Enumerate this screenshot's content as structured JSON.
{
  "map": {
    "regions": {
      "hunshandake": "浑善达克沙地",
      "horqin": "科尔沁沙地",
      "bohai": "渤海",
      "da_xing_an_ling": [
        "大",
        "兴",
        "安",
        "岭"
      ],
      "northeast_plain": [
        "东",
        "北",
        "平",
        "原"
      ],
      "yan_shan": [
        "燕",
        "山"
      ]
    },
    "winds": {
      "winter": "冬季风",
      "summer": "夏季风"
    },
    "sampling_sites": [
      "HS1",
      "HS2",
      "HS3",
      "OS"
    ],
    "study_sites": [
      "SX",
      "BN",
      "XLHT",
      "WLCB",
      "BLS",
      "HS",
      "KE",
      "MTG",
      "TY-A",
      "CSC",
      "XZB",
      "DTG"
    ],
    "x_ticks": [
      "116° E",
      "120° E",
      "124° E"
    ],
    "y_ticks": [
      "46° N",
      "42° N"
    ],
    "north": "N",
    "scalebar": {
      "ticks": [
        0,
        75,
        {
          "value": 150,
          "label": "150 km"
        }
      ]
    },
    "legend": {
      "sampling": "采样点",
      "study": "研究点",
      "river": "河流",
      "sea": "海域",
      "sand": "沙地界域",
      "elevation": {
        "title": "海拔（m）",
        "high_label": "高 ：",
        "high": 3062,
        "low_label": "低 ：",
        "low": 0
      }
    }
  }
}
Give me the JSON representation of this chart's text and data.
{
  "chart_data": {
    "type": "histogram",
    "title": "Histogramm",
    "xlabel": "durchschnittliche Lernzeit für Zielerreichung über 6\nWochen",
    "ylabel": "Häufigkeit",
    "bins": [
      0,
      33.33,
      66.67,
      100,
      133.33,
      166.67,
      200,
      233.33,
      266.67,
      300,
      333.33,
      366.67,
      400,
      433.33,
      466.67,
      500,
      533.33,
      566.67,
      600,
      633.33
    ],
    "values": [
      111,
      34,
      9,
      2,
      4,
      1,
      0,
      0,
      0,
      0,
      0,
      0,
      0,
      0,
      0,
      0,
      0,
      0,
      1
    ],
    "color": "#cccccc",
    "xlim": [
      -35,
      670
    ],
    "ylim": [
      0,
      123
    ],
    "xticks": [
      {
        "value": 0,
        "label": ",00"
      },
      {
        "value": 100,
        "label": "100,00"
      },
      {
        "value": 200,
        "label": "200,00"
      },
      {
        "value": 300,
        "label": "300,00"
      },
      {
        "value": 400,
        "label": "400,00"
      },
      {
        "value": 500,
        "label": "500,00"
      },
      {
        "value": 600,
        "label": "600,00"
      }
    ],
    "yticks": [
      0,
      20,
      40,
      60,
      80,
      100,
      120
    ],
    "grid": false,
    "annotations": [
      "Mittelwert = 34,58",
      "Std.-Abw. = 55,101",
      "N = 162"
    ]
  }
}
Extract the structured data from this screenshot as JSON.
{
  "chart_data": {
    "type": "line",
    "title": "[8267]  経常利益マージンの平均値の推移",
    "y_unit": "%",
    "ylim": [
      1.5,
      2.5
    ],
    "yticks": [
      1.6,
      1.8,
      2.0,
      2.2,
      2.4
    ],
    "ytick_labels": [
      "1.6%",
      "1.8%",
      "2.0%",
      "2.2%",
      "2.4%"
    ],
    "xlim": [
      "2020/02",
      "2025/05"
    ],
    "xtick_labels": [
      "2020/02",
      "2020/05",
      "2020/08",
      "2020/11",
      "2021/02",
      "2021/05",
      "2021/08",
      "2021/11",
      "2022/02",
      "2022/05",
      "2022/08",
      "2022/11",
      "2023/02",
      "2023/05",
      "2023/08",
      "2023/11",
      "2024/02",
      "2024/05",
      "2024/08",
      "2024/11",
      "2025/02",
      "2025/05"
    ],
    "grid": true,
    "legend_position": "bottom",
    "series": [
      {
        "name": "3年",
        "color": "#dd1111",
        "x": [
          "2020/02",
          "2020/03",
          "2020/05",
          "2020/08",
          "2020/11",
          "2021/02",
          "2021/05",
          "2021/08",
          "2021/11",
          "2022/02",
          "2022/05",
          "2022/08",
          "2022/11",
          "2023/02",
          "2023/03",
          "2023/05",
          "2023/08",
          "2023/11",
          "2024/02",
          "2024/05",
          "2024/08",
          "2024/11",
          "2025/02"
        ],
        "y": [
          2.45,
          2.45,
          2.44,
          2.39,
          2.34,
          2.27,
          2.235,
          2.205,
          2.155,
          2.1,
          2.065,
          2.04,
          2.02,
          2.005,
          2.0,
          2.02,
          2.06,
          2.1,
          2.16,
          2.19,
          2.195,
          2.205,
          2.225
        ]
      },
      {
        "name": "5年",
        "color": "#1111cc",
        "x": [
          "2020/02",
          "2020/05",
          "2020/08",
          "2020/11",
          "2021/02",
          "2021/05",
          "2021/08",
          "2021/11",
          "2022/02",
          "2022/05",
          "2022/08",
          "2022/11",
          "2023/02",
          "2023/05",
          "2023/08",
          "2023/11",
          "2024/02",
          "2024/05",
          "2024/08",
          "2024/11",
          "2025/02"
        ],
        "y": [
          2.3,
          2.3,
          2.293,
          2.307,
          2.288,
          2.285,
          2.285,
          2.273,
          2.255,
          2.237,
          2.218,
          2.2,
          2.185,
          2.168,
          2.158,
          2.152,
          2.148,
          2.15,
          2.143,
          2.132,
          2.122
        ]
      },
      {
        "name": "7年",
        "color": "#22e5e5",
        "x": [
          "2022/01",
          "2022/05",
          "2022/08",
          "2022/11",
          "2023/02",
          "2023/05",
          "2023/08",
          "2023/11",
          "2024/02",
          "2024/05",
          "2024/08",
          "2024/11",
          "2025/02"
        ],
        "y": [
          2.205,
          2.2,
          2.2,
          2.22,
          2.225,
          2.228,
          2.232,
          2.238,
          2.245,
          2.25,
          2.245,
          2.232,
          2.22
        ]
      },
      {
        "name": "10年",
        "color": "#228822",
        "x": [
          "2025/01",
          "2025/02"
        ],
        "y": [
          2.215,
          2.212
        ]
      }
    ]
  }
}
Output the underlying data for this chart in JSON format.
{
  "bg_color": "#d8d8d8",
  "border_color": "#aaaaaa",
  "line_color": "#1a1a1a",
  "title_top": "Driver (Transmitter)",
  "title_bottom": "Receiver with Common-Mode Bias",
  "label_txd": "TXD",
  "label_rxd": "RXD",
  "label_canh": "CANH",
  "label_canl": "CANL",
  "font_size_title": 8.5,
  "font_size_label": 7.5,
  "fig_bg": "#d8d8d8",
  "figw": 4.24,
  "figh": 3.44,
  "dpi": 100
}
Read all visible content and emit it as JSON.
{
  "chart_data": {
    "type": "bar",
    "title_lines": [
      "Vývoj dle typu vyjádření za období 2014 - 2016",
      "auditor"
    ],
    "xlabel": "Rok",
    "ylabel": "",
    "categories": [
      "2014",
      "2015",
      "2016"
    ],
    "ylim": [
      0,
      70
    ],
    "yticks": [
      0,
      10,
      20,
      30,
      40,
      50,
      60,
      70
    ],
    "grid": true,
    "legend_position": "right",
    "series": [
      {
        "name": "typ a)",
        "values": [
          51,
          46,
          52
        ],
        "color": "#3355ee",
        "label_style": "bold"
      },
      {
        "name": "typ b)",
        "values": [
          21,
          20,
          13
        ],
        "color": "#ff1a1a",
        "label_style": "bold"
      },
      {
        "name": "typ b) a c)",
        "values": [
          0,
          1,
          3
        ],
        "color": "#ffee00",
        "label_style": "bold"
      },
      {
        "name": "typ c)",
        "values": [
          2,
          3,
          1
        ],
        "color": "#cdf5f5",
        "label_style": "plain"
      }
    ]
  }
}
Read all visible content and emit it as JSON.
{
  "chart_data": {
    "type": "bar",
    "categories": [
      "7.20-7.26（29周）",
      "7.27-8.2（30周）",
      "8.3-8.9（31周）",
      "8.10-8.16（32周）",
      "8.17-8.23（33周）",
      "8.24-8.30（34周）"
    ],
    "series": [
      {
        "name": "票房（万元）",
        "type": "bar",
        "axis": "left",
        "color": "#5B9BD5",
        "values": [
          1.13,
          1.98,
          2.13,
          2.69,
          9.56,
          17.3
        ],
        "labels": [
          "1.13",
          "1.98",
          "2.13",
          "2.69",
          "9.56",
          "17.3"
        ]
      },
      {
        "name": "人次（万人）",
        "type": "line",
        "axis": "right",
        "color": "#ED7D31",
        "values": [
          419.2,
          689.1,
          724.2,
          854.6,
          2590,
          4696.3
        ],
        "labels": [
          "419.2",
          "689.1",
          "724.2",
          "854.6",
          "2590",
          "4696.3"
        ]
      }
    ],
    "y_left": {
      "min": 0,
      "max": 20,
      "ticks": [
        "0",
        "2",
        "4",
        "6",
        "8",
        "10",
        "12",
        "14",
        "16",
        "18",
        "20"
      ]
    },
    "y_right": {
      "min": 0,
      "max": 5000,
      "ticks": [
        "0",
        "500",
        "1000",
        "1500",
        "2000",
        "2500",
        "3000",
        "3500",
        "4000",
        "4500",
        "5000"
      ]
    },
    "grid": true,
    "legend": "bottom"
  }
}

■ Job
Give the number of lines where the string "xlabel" occurs, without any further text.

■ In response
2